Directive:
Exclude the pictures and reproduce the remaining data exactly as written.

======== Task material ========

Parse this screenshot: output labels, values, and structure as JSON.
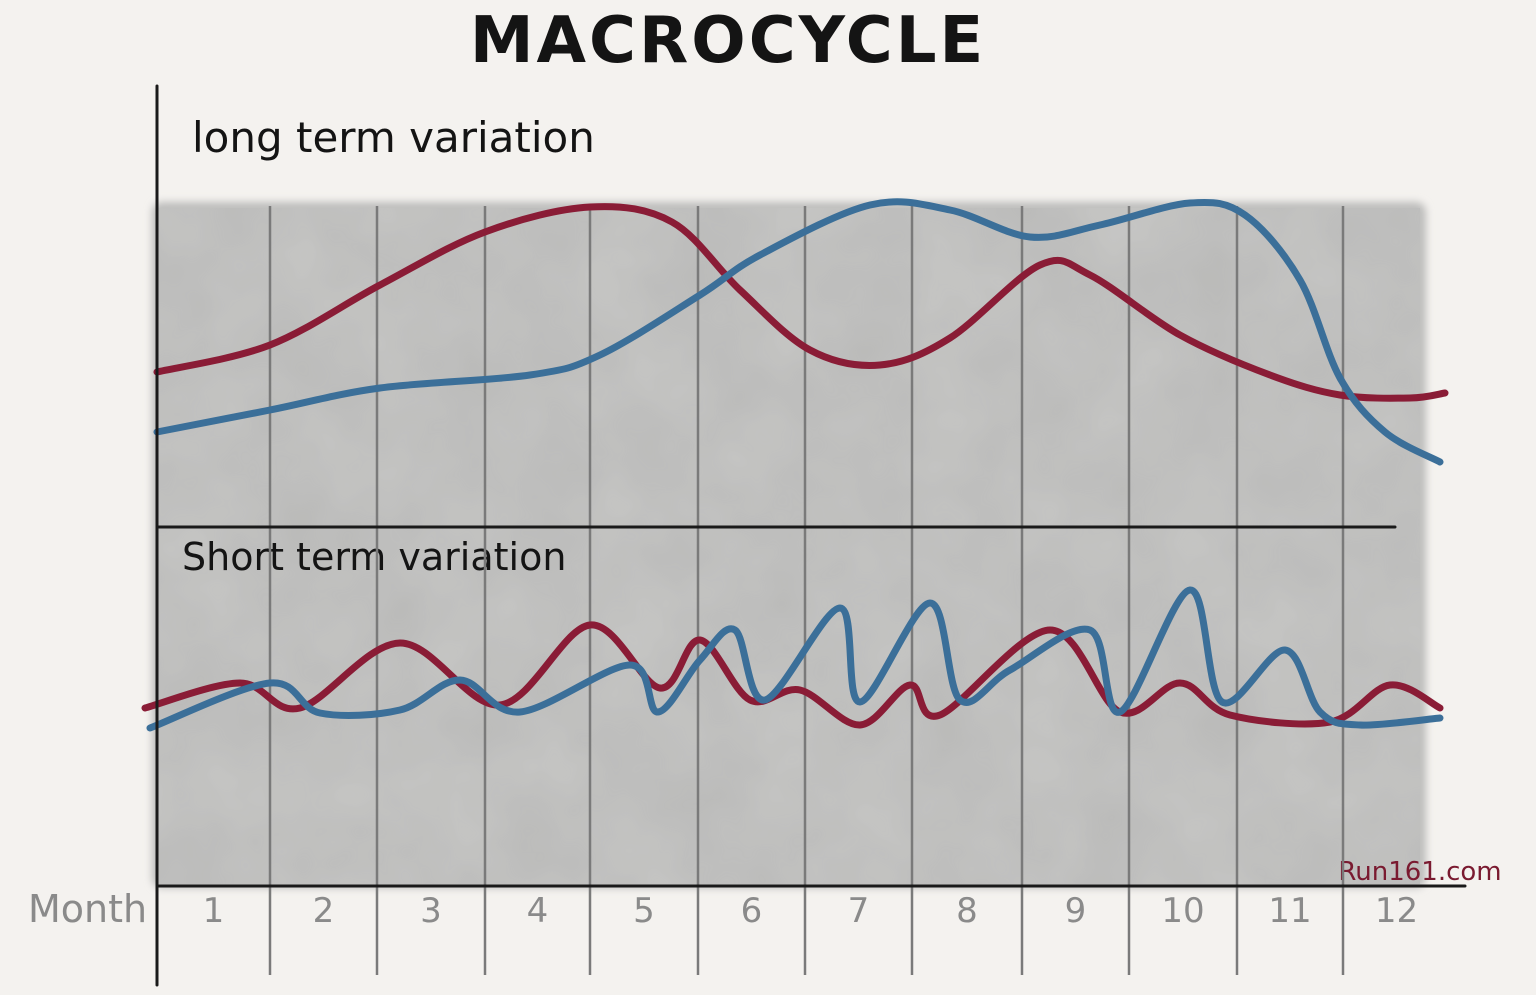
{
  "title": "MACROCYCLE",
  "panels": [
    {
      "label": "long term variation"
    },
    {
      "label": "Short term variation"
    }
  ],
  "x_axis": {
    "label": "Month",
    "months": [
      "1",
      "2",
      "3",
      "4",
      "5",
      "6",
      "7",
      "8",
      "9",
      "10",
      "11",
      "12"
    ]
  },
  "credit": "Run161.com"
}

========

The response:
Parse this screenshot: output labels, values, and structure as JSON.
{
  "title": "MACROCYCLE",
  "panels": [
    {
      "label": "long term variation"
    },
    {
      "label": "Short term variation"
    }
  ],
  "x_axis": {
    "label": "Month",
    "months": [
      "1",
      "2",
      "3",
      "4",
      "5",
      "6",
      "7",
      "8",
      "9",
      "10",
      "11",
      "12"
    ]
  },
  "credit": "Run161.com"
}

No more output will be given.